— Start of Dataset records —

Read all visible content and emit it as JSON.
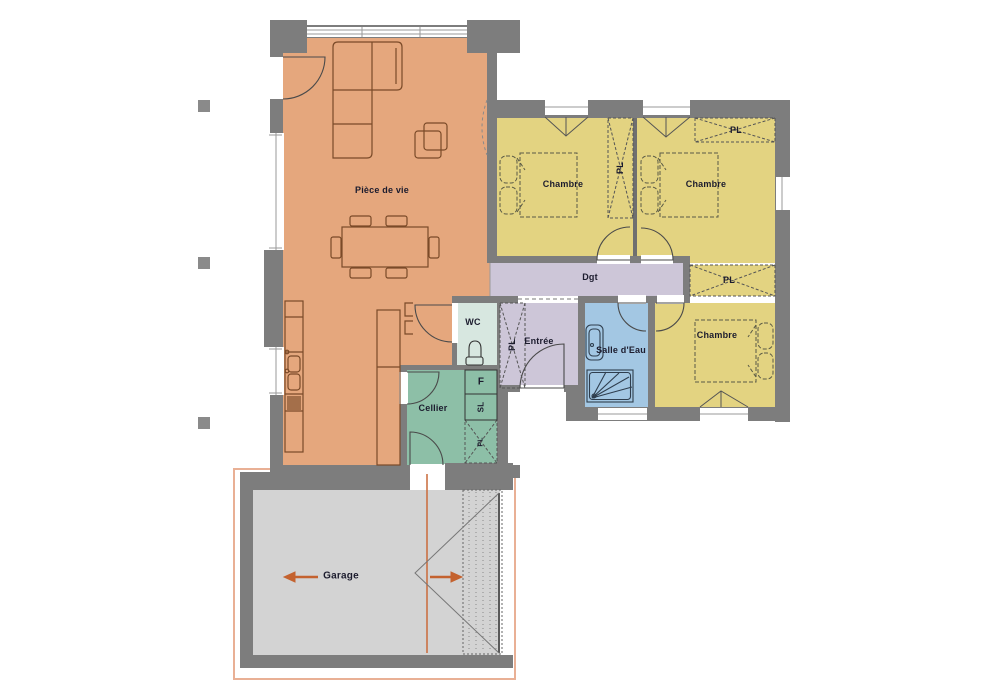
{
  "plan_title": "Plan de maison plain-pied",
  "rooms": {
    "living_room": "Pièce de vie",
    "bedroom_1": "Chambre",
    "bedroom_2": "Chambre",
    "bedroom_3": "Chambre",
    "hallway": "Dgt",
    "wc": "WC",
    "entrance": "Entrée",
    "bathroom": "Salle d'Eau",
    "pantry": "Cellier",
    "garage": "Garage"
  },
  "closet_labels": {
    "closet_bedroom_divider": "PL",
    "closet_bedroom_2": "PL",
    "closet_bedroom_3": "PL",
    "closet_entrance": "PL",
    "closet_pantry": "PL"
  },
  "appliance_labels": {
    "fridge": "F",
    "laundry": "SL"
  },
  "colors": {
    "wall": "#7d7d7d",
    "living_room": "#e5a77d",
    "bedroom": "#e3d381",
    "hallway": "#cdc6d8",
    "wc": "#d7e7e0",
    "bathroom": "#a3c7e3",
    "pantry": "#8dbfa7",
    "garage": "#d3d3d3",
    "garage_outline": "#e9b095",
    "arrow": "#c4622f",
    "furniture_line": "#7a4a28"
  }
}
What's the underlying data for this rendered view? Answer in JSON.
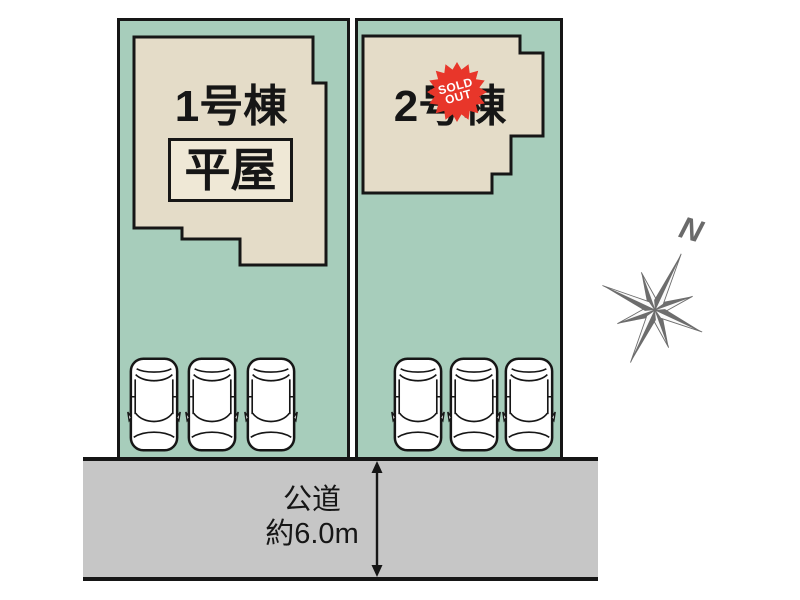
{
  "site_plan": {
    "lot1": {
      "building_label": "1号棟",
      "building_type_label": "平屋",
      "parking_spaces": 3
    },
    "lot2": {
      "building_label": "2号棟",
      "sold_out_badge": {
        "line1": "SOLD",
        "line2": "OUT"
      },
      "parking_spaces": 3
    },
    "road": {
      "label_line1": "公道",
      "label_line2": "約6.0m"
    },
    "compass": {
      "label": "N"
    },
    "colors": {
      "lot_green": "#a7cdbb",
      "building_cream": "#e4dcc8",
      "tag_box_cream": "#efe8d6",
      "road_gray": "#c6c6c6",
      "outline_black": "#161616",
      "sold_badge_red": "#e8362a",
      "compass_gray": "#6a6a6a"
    }
  }
}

— End of Dataset records —

Job
Repeat the records word for word. Any picture in them should be left out.

Task solution
Read all visible content and emit it as JSON.
{
  "plan_title": "Plan de maison plain-pied",
  "rooms": {
    "living_room": "Pièce de vie",
    "bedroom_1": "Chambre",
    "bedroom_2": "Chambre",
    "bedroom_3": "Chambre",
    "hallway": "Dgt",
    "wc": "WC",
    "entrance": "Entrée",
    "bathroom": "Salle d'Eau",
    "pantry": "Cellier",
    "garage": "Garage"
  },
  "closet_labels": {
    "closet_bedroom_divider": "PL",
    "closet_bedroom_2": "PL",
    "closet_bedroom_3": "PL",
    "closet_entrance": "PL",
    "closet_pantry": "PL"
  },
  "appliance_labels": {
    "fridge": "F",
    "laundry": "SL"
  },
  "colors": {
    "wall": "#7d7d7d",
    "living_room": "#e5a77d",
    "bedroom": "#e3d381",
    "hallway": "#cdc6d8",
    "wc": "#d7e7e0",
    "bathroom": "#a3c7e3",
    "pantry": "#8dbfa7",
    "garage": "#d3d3d3",
    "garage_outline": "#e9b095",
    "arrow": "#c4622f",
    "furniture_line": "#7a4a28"
  }
}
What's the underlying data for this rendered view? Answer in JSON.
{
  "site_plan": {
    "lot1": {
      "building_label": "1号棟",
      "building_type_label": "平屋",
      "parking_spaces": 3
    },
    "lot2": {
      "building_label": "2号棟",
      "sold_out_badge": {
        "line1": "SOLD",
        "line2": "OUT"
      },
      "parking_spaces": 3
    },
    "road": {
      "label_line1": "公道",
      "label_line2": "約6.0m"
    },
    "compass": {
      "label": "N"
    },
    "colors": {
      "lot_green": "#a7cdbb",
      "building_cream": "#e4dcc8",
      "tag_box_cream": "#efe8d6",
      "road_gray": "#c6c6c6",
      "outline_black": "#161616",
      "sold_badge_red": "#e8362a",
      "compass_gray": "#6a6a6a"
    }
  }
}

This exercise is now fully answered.